(Rows taken from a layout dataset)
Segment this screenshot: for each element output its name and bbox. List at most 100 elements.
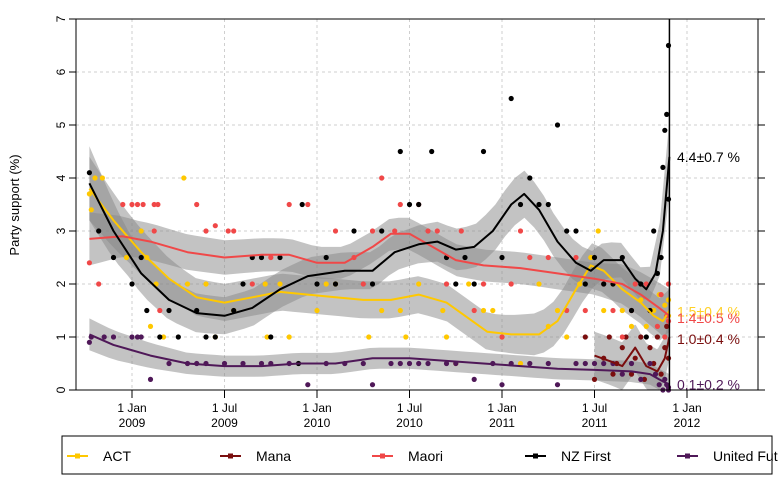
poll-point-act — [662, 302, 668, 308]
poll-point-maori — [194, 201, 200, 208]
poll-point-nz-first — [212, 334, 218, 340]
poll-point-nz-first — [166, 307, 172, 314]
poll-point-act — [88, 207, 94, 213]
poll-point-mana — [647, 345, 653, 351]
y-axis: 0 1 2 3 4 5 6 7 — [54, 15, 76, 393]
poll-point-united-future — [369, 382, 376, 388]
poll-point-maori — [231, 228, 237, 234]
poll-point-nz-first — [429, 148, 435, 155]
x-tick-label: 1 Jul — [397, 401, 422, 415]
poll-point-mana — [610, 371, 616, 377]
poll-point-nz-first — [545, 201, 551, 208]
poll-point-nz-first — [268, 334, 274, 340]
trend-line-maori — [89, 232, 671, 317]
poll-point-mana — [638, 334, 644, 340]
x-tick-label: 1 Jan — [672, 401, 701, 415]
poll-point-united-future — [591, 360, 598, 367]
poll-point-mana — [591, 376, 598, 382]
poll-point-maori — [332, 228, 339, 234]
poll-point-maori — [458, 228, 464, 234]
poll-point-maori — [151, 201, 157, 208]
poll-point-nz-first — [665, 42, 672, 49]
poll-point-nz-first — [299, 201, 305, 208]
poll-point-nz-first — [397, 148, 403, 155]
confidence-band-nz-first — [89, 119, 670, 335]
poll-point-maori — [471, 307, 477, 314]
y-tick-label: 2 — [54, 280, 68, 287]
poll-point-maori — [545, 254, 551, 261]
poll-point-united-future — [138, 334, 144, 340]
poll-point-maori — [86, 260, 92, 266]
legend-swatch-point — [685, 453, 690, 459]
poll-point-nz-first — [536, 201, 542, 208]
poll-point-united-future — [628, 360, 635, 367]
poll-point-mana — [658, 371, 664, 377]
poll-point-nz-first — [203, 334, 209, 340]
poll-point-nz-first — [138, 254, 144, 261]
poll-point-nz-first — [582, 281, 588, 287]
poll-point-act — [147, 323, 154, 329]
poll-point-act — [277, 281, 283, 287]
x-tick-label-year: 2010 — [304, 416, 331, 430]
poll-point-nz-first — [591, 254, 598, 261]
poll-point-united-future — [388, 360, 394, 367]
poll-point-nz-first — [619, 254, 625, 261]
end-label-maori: 1.4±0.5 % — [677, 310, 740, 326]
poll-point-act — [643, 323, 649, 329]
poll-point-united-future — [425, 360, 431, 367]
poll-point-act — [443, 334, 450, 340]
poll-point-maori — [619, 334, 625, 340]
poll-point-maori — [527, 254, 533, 261]
poll-point-maori — [434, 228, 440, 234]
poll-point-mana — [623, 334, 629, 340]
poll-point-united-future — [240, 360, 246, 367]
poll-point-maori — [369, 228, 376, 234]
poll-point-maori — [203, 228, 209, 234]
end-label-mana: 1.0±0.4 % — [677, 331, 740, 347]
y-tick-label: 5 — [54, 121, 68, 128]
poll-point-act — [184, 281, 191, 287]
legend-label-nz-first: NZ First — [561, 448, 611, 464]
poll-point-maori — [305, 201, 311, 208]
poll-point-nz-first — [369, 281, 376, 287]
poll-point-nz-first — [462, 254, 468, 261]
end-labels: 1.5±0.4 % 1.0±0.4 % 1.4±0.5 % 4.4±0.7 % 0.1±… — [677, 149, 740, 393]
x-tick-label-year: 2011 — [489, 416, 515, 430]
poll-point-nz-first — [144, 307, 150, 314]
poll-point-maori — [610, 307, 616, 314]
poll-point-maori — [96, 281, 102, 287]
y-axis-title: Party support (%) — [7, 154, 22, 255]
poll-point-nz-first — [258, 254, 265, 261]
poll-point-maori — [129, 201, 135, 208]
poll-point-nz-first — [658, 254, 664, 261]
poll-point-nz-first — [643, 334, 649, 340]
poll-point-maori — [425, 228, 431, 234]
poll-point-nz-first — [332, 281, 339, 287]
poll-point-act — [595, 228, 601, 234]
x-tick-label-year: 2012 — [674, 416, 701, 430]
poll-point-act — [490, 307, 496, 314]
x-tick-label-year: 2009 — [119, 416, 146, 430]
x-tick-label-year: 2009 — [211, 416, 238, 430]
poll-point-act — [314, 307, 320, 314]
poll-point-nz-first — [564, 228, 570, 234]
poll-point-act — [286, 334, 292, 340]
x-tick-label-year: 2010 — [396, 416, 423, 430]
poll-point-act — [564, 334, 570, 340]
poll-point-maori — [360, 281, 366, 287]
end-label-united-future: 0.1±0.2 % — [677, 377, 740, 393]
poll-point-act — [554, 307, 561, 314]
poll-point-united-future — [573, 360, 579, 367]
poll-point-maori — [249, 281, 255, 287]
poll-point-mana — [654, 334, 661, 340]
poll-point-nz-first — [96, 228, 102, 234]
poll-point-united-future — [601, 360, 607, 367]
poll-point-maori — [499, 334, 505, 340]
poll-point-act — [366, 334, 372, 340]
poll-point-united-future — [443, 360, 450, 367]
trend-line-nz-first — [88, 156, 671, 317]
poll-point-nz-first — [508, 95, 514, 102]
poll-point-maori — [665, 281, 672, 287]
x-tick-label: 1 Jul — [212, 401, 237, 415]
poll-point-united-future — [305, 382, 311, 388]
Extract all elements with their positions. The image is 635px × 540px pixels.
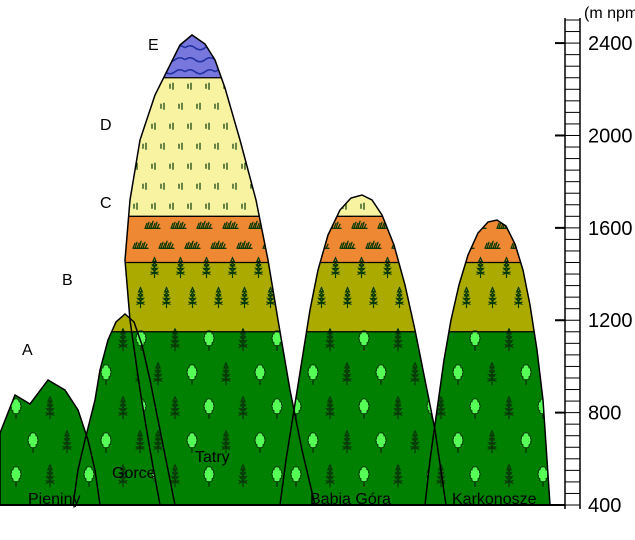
axis-tick-800: 800 <box>588 403 621 425</box>
axis-tick-2000: 2000 <box>588 125 633 147</box>
zone-label-E: E <box>148 37 159 54</box>
axis-unit-label: (m npm) <box>584 5 635 22</box>
axis-tick-2400: 2400 <box>588 33 633 55</box>
zone-label-D: D <box>100 117 112 134</box>
axis-tick-400: 400 <box>588 495 621 517</box>
mountain-label-tatry: Tatry <box>195 449 230 466</box>
mountain-label-babia-góra: Babia Góra <box>310 491 391 508</box>
zone-label-C: C <box>100 195 112 212</box>
mountain-label-karkonosze: Karkonosze <box>452 491 537 508</box>
axis-tick-1200: 1200 <box>588 310 633 332</box>
axis-tick-1600: 1600 <box>588 218 633 240</box>
zone-label-B: B <box>62 272 73 289</box>
mountain-label-pieniny: Pieniny <box>28 491 80 508</box>
zone-label-A: A <box>22 342 33 359</box>
mountain-label-gorce: Gorce <box>112 465 156 482</box>
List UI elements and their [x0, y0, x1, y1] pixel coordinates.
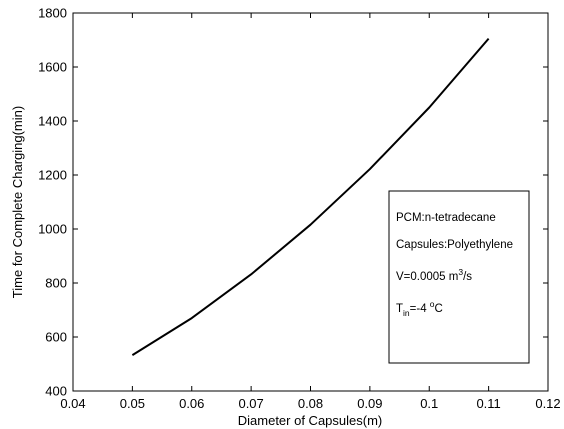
y-axis-label: Time for Complete Charging(min) — [10, 106, 25, 298]
y-tick-label: 400 — [45, 384, 67, 399]
x-axis-label: Diameter of Capsules(m) — [238, 413, 383, 428]
x-tick-label: 0.12 — [535, 396, 560, 411]
x-tick-label: 0.07 — [238, 396, 263, 411]
axis-ticks: 0.04 0.05 0.06 0.07 0.08 0.09 0.1 0.11 0.12 400 60… — [38, 6, 561, 412]
annotation-box-frame — [388, 190, 530, 364]
x-tick-label: 0.05 — [120, 396, 145, 411]
series-group — [131, 37, 490, 356]
y-tick-label: 1800 — [38, 6, 67, 21]
y-tick-label: 1200 — [38, 168, 67, 183]
y-tick-label: 600 — [45, 330, 67, 345]
x-tick-label: 0.09 — [357, 396, 382, 411]
x-tick-label: 0.1 — [420, 396, 438, 411]
y-tick-label: 1400 — [38, 114, 67, 129]
y-tick-label: 1600 — [38, 60, 67, 75]
x-tick-label: 0.04 — [60, 396, 85, 411]
annotation-capsules: Capsules:Polyethylene — [396, 239, 513, 251]
x-tick-label: 0.11 — [476, 396, 500, 411]
annotation-box: PCM:n-tetradecane Capsules:Polyethylene … — [388, 190, 530, 364]
y-tick-label: 800 — [45, 276, 67, 291]
annotation-flow-rate: V=0.0005 m3/s — [396, 267, 472, 283]
annotation-pcm: PCM:n-tetradecane — [396, 212, 496, 224]
x-tick-label: 0.06 — [179, 396, 204, 411]
y-tick-label: 1000 — [38, 222, 67, 237]
annotation-inlet-temperature: Tin=-4 oC — [396, 299, 443, 318]
series-line — [131, 37, 490, 356]
x-tick-label: 0.08 — [298, 396, 323, 411]
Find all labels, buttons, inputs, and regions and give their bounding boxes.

**What to do**
Please find every line in the data above that contains the string "their" and copy each of those lines. Matching is case-sensitive.

**Reply**
Extract all elements with their positions. The image is 635px × 540px pixels.
List UI elements and their [x0, y0, x1, y1] pixel coordinates.
Find all labels, buttons, inputs, and regions and give their bounding boxes.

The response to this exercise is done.